# Your goal:
Copy every line of the entries below word for word, without changing anything.

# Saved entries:
begin
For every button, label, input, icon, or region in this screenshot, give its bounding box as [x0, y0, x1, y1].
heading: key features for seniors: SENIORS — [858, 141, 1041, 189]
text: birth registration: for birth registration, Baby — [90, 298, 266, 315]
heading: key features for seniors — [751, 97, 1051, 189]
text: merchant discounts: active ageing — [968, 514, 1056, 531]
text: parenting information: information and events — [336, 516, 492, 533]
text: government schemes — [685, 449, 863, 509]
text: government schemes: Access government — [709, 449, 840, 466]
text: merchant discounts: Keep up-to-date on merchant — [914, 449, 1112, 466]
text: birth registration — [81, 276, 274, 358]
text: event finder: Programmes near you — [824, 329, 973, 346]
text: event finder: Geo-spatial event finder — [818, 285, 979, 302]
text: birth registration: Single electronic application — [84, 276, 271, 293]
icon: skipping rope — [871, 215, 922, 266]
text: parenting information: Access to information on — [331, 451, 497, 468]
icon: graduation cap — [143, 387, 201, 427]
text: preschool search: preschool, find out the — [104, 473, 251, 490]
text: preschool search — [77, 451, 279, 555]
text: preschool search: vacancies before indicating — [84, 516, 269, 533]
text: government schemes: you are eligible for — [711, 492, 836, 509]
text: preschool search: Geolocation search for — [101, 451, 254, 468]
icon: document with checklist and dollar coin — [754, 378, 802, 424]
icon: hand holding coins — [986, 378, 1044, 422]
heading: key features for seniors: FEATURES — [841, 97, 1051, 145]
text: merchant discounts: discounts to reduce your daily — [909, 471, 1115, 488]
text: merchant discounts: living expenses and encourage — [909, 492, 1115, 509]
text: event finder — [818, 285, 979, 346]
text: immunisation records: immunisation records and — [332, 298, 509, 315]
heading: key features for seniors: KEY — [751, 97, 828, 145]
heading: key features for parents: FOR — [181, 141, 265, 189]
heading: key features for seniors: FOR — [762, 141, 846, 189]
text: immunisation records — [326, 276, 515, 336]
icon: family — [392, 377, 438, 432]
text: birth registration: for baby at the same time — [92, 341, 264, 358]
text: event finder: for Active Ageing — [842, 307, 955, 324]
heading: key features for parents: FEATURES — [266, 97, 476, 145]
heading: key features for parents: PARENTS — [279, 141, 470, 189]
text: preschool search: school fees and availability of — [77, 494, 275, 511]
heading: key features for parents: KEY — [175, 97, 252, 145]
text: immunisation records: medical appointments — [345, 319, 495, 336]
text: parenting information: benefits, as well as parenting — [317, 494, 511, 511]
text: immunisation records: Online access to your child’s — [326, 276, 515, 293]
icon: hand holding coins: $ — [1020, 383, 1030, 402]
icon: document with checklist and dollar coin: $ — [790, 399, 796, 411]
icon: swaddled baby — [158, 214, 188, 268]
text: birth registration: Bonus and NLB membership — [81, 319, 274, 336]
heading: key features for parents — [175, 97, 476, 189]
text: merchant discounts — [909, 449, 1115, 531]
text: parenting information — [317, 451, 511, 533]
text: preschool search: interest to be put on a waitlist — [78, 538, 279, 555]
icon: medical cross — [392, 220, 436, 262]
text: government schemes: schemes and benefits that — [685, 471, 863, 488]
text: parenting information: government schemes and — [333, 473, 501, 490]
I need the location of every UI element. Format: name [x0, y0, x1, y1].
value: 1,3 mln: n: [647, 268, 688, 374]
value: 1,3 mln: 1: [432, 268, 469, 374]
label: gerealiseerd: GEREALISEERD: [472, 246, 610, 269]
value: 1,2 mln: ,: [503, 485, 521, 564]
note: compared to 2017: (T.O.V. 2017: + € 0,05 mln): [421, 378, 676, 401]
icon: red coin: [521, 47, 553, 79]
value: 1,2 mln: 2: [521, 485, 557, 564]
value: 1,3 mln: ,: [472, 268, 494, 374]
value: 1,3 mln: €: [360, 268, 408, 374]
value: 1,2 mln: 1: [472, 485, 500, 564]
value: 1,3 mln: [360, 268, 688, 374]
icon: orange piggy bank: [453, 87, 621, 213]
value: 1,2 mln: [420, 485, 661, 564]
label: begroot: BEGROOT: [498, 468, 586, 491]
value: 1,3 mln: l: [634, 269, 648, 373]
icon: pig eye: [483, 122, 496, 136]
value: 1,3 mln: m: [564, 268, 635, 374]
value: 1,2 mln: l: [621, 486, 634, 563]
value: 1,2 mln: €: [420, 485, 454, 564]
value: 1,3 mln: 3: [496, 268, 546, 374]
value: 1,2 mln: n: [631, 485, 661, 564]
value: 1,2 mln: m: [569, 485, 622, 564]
end
# Final result:
For every button, label, input, icon, or region in this screenshot, give its bounding box as [x0, y0, x1, y1].
heading: key features for seniors: SENIORS — [858, 141, 1041, 189]
text: birth registration: for birth registration, Baby — [90, 298, 266, 315]
heading: key features for seniors — [751, 97, 1051, 189]
text: merchant discounts: active ageing — [968, 514, 1056, 531]
text: parenting information: information and events — [336, 516, 492, 533]
text: government schemes — [685, 449, 863, 509]
text: government schemes: Access government — [709, 449, 840, 466]
text: merchant discounts: Keep up-to-date on merchant — [914, 449, 1112, 466]
text: birth registration — [81, 276, 274, 358]
text: event finder: Programmes near you — [824, 329, 973, 346]
text: event finder: Geo-spatial event finder — [818, 285, 979, 302]
text: birth registration: Single electronic application — [84, 276, 271, 293]
icon: skipping rope — [871, 215, 922, 266]
text: parenting information: Access to information on — [331, 451, 497, 468]
icon: graduation cap — [143, 387, 201, 427]
text: preschool search: preschool, find out the — [104, 473, 251, 490]
text: preschool search — [77, 451, 279, 555]
text: preschool search: vacancies before indicating — [84, 516, 269, 533]
text: government schemes: you are eligible for — [711, 492, 836, 509]
text: preschool search: Geolocation search for — [101, 451, 254, 468]
icon: document with checklist and dollar coin — [754, 378, 802, 424]
icon: hand holding coins — [986, 378, 1044, 422]
heading: key features for seniors: FEATURES — [841, 97, 1051, 145]
text: merchant discounts: discounts to reduce your daily — [909, 471, 1115, 488]
text: merchant discounts: living expenses and encourage — [909, 492, 1115, 509]
text: event finder — [818, 285, 979, 346]
text: immunisation records: immunisation records and — [332, 298, 509, 315]
heading: key features for seniors: KEY — [751, 97, 828, 145]
heading: key features for parents: FOR — [181, 141, 265, 189]
heading: key features for seniors: FOR — [762, 141, 846, 189]
text: immunisation records — [326, 276, 515, 336]
icon: family — [392, 377, 438, 432]
text: birth registration: for baby at the same time — [92, 341, 264, 358]
text: event finder: for Active Ageing — [842, 307, 955, 324]
heading: key features for parents: FEATURES — [266, 97, 476, 145]
heading: key features for parents: PARENTS — [279, 141, 470, 189]
text: preschool search: school fees and availability of — [77, 494, 275, 511]
heading: key features for parents: KEY — [175, 97, 252, 145]
text: immunisation records: medical appointments — [345, 319, 495, 336]
text: parenting information: benefits, as well as parenting — [317, 494, 511, 511]
text: immunisation records: Online access to your child’s — [326, 276, 515, 293]
icon: hand holding coins: $ — [1020, 383, 1030, 402]
icon: document with checklist and dollar coin: $ — [790, 399, 796, 411]
icon: swaddled baby — [158, 214, 188, 268]
text: birth registration: Bonus and NLB membership — [81, 319, 274, 336]
heading: key features for parents — [175, 97, 476, 189]
text: merchant discounts — [909, 449, 1115, 531]
text: parenting information — [317, 451, 511, 533]
text: preschool search: interest to be put on a waitlist — [78, 538, 279, 555]
icon: medical cross — [392, 220, 436, 262]
text: government schemes: schemes and benefits that — [685, 471, 863, 488]
text: parenting information: government schemes and — [333, 473, 501, 490]
I need the location of every UI element. Format: name [x0, y0, x1, y1].
value: 1,3 mln: n: [647, 268, 688, 374]
value: 1,3 mln: 1: [432, 268, 469, 374]
label: gerealiseerd: GEREALISEERD: [472, 246, 610, 269]
value: 1,2 mln: ,: [503, 485, 521, 564]
note: compared to 2017: (T.O.V. 2017: + € 0,05 mln): [421, 378, 676, 401]
icon: red coin: [521, 47, 553, 79]
value: 1,2 mln: 2: [521, 485, 557, 564]
value: 1,3 mln: ,: [472, 268, 494, 374]
value: 1,3 mln: €: [360, 268, 408, 374]
value: 1,2 mln: 1: [472, 485, 500, 564]
value: 1,3 mln: [360, 268, 688, 374]
icon: orange piggy bank: [453, 87, 621, 213]
value: 1,2 mln: [420, 485, 661, 564]
label: begroot: BEGROOT: [498, 468, 586, 491]
value: 1,3 mln: l: [634, 269, 648, 373]
icon: pig eye: [483, 122, 496, 136]
value: 1,3 mln: m: [564, 268, 635, 374]
value: 1,2 mln: l: [621, 486, 634, 563]
value: 1,2 mln: €: [420, 485, 454, 564]
value: 1,3 mln: 3: [496, 268, 546, 374]
value: 1,2 mln: n: [631, 485, 661, 564]
value: 1,2 mln: m: [569, 485, 622, 564]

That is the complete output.